**GIVEN INSTRUCTION**
Copy each line of the data below exactly, leaving out pictures.

**GIVEN RECORDS**
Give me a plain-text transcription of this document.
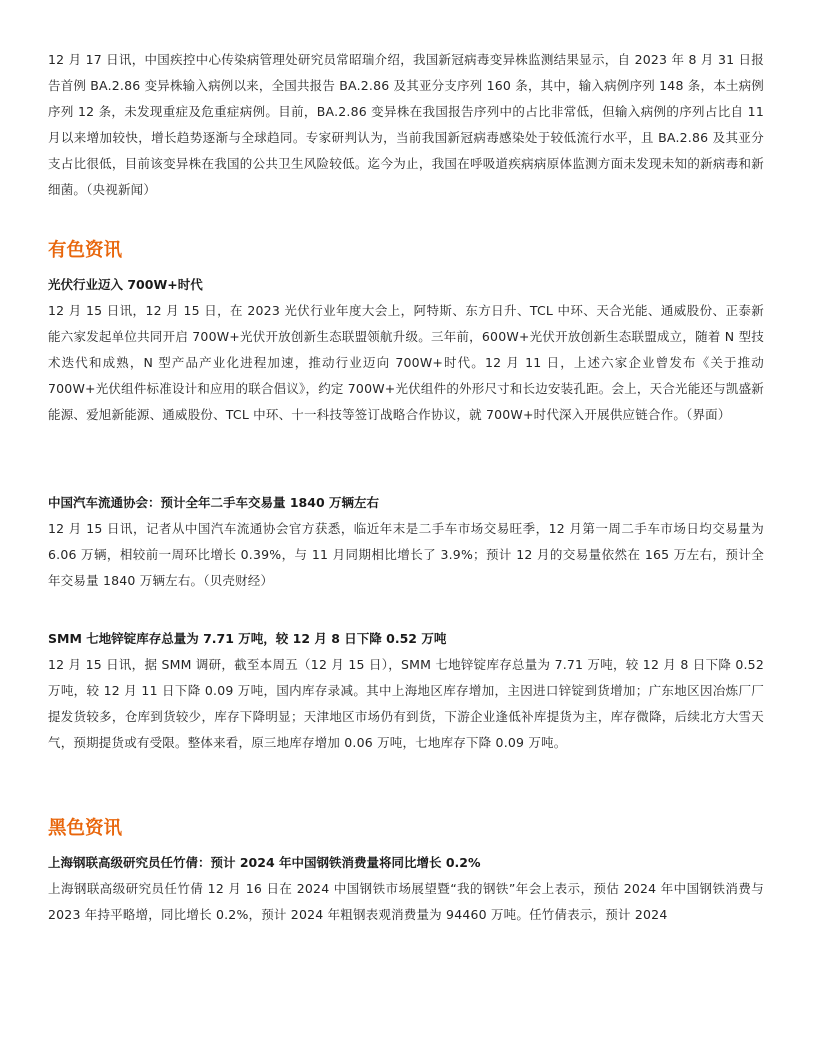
12 月 17 日讯，中国疾控中心传染病管理处研究员常昭瑞介绍，我国新冠病毒变异株监测结果显示，自 2023 年 8 月 31 日报告首例 BA.2.86 变异株输入病例以来，全国共报告 BA.2.86 及其亚分支序列 160 条，其中，输入病例序列 148 条，本土病例序列 12 条，未发现重症及危重症病例。目前，BA.2.86 变异株在我国报告序列中的占比非常低，但输入病例的序列占比自 11 月以来增加较快，增长趋势逐渐与全球趋同。专家研判认为，当前我国新冠病毒感染处于较低流行水平，且 BA.2.86 及其亚分支占比很低，目前该变异株在我国的公共卫生风险较低。迄今为止，我国在呼吸道疾病病原体监测方面未发现未知的新病毒和新细菌。（央视新闻）

有色资讯
光伏行业迈入 700W+时代

12 月 15 日讯，12 月 15 日，在 2023 光伏行业年度大会上，阿特斯、东方日升、TCL 中环、天合光能、通威股份、正泰新能六家发起单位共同开启 700W+光伏开放创新生态联盟领航升级。三年前，600W+光伏开放创新生态联盟成立，随着 N 型技术迭代和成熟，N 型产品产业化进程加速，推动行业迈向 700W+时代。12 月 11 日，上述六家企业曾发布《关于推动 700W+光伏组件标准设计和应用的联合倡议》，约定 700W+光伏组件的外形尺寸和长边安装孔距。会上，天合光能还与凯盛新能源、爱旭新能源、通威股份、TCL 中环、十一科技等签订战略合作协议，就 700W+时代深入开展供应链合作。（界面）

中国汽车流通协会：预计全年二手车交易量 1840 万辆左右

12 月 15 日讯，记者从中国汽车流通协会官方获悉，临近年末是二手车市场交易旺季，12 月第一周二手车市场日均交易量为 6.06 万辆，相较前一周环比增长 0.39%，与 11 月同期相比增长了 3.9%；预计 12 月的交易量依然在 165 万左右，预计全年交易量 1840 万辆左右。（贝壳财经）

SMM 七地锌锭库存总量为 7.71 万吨，较 12 月 8 日下降 0.52 万吨

12 月 15 日讯，据 SMM 调研，截至本周五（12 月 15 日），SMM 七地锌锭库存总量为 7.71 万吨，较 12 月 8 日下降 0.52 万吨，较 12 月 11 日下降 0.09 万吨，国内库存录减。其中上海地区库存增加，主因进口锌锭到货增加；广东地区因冶炼厂厂提发货较多，仓库到货较少，库存下降明显；天津地区市场仍有到货，下游企业逢低补库提货为主，库存微降，后续北方大雪天气，预期提货或有受限。整体来看，原三地库存增加 0.06 万吨，七地库存下降 0.09 万吨。

黑色资讯
上海钢联高级研究员任竹倩：预计 2024 年中国钢铁消费量将同比增长 0.2%

上海钢联高级研究员任竹倩 12 月 16 日在 2024 中国钢铁市场展望暨“我的钢铁”年会上表示，预估 2024 年中国钢铁消费与 2023 年持平略增，同比增长 0.2%，预计 2024 年粗钢表观消费量为 94460 万吨。任竹倩表示，预计 2024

**FULL ANSWER**
Give me a plain-text transcription of this document.
12 月 17 日讯，中国疾控中心传染病管理处研究员常昭瑞介绍，我国新冠病毒变异株监测结果显示，自 2023 年 8 月 31 日报告首例 BA.2.86 变异株输入病例以来，全国共报告 BA.2.86 及其亚分支序列 160 条，其中，输入病例序列 148 条，本土病例序列 12 条，未发现重症及危重症病例。目前，BA.2.86 变异株在我国报告序列中的占比非常低，但输入病例的序列占比自 11 月以来增加较快，增长趋势逐渐与全球趋同。专家研判认为，当前我国新冠病毒感染处于较低流行水平，且 BA.2.86 及其亚分支占比很低，目前该变异株在我国的公共卫生风险较低。迄今为止，我国在呼吸道疾病病原体监测方面未发现未知的新病毒和新细菌。（央视新闻）

有色资讯
光伏行业迈入 700W+时代

12 月 15 日讯，12 月 15 日，在 2023 光伏行业年度大会上，阿特斯、东方日升、TCL 中环、天合光能、通威股份、正泰新能六家发起单位共同开启 700W+光伏开放创新生态联盟领航升级。三年前，600W+光伏开放创新生态联盟成立，随着 N 型技术迭代和成熟，N 型产品产业化进程加速，推动行业迈向 700W+时代。12 月 11 日，上述六家企业曾发布《关于推动 700W+光伏组件标准设计和应用的联合倡议》，约定 700W+光伏组件的外形尺寸和长边安装孔距。会上，天合光能还与凯盛新能源、爱旭新能源、通威股份、TCL 中环、十一科技等签订战略合作协议，就 700W+时代深入开展供应链合作。（界面）

中国汽车流通协会：预计全年二手车交易量 1840 万辆左右

12 月 15 日讯，记者从中国汽车流通协会官方获悉，临近年末是二手车市场交易旺季，12 月第一周二手车市场日均交易量为 6.06 万辆，相较前一周环比增长 0.39%，与 11 月同期相比增长了 3.9%；预计 12 月的交易量依然在 165 万左右，预计全年交易量 1840 万辆左右。（贝壳财经）

SMM 七地锌锭库存总量为 7.71 万吨，较 12 月 8 日下降 0.52 万吨

12 月 15 日讯，据 SMM 调研，截至本周五（12 月 15 日），SMM 七地锌锭库存总量为 7.71 万吨，较 12 月 8 日下降 0.52 万吨，较 12 月 11 日下降 0.09 万吨，国内库存录减。其中上海地区库存增加，主因进口锌锭到货增加；广东地区因冶炼厂厂提发货较多，仓库到货较少，库存下降明显；天津地区市场仍有到货，下游企业逢低补库提货为主，库存微降，后续北方大雪天气，预期提货或有受限。整体来看，原三地库存增加 0.06 万吨，七地库存下降 0.09 万吨。

黑色资讯
上海钢联高级研究员任竹倩：预计 2024 年中国钢铁消费量将同比增长 0.2%

上海钢联高级研究员任竹倩 12 月 16 日在 2024 中国钢铁市场展望暨“我的钢铁”年会上表示，预估 2024 年中国钢铁消费与 2023 年持平略增，同比增长 0.2%，预计 2024 年粗钢表观消费量为 94460 万吨。任竹倩表示，预计 2024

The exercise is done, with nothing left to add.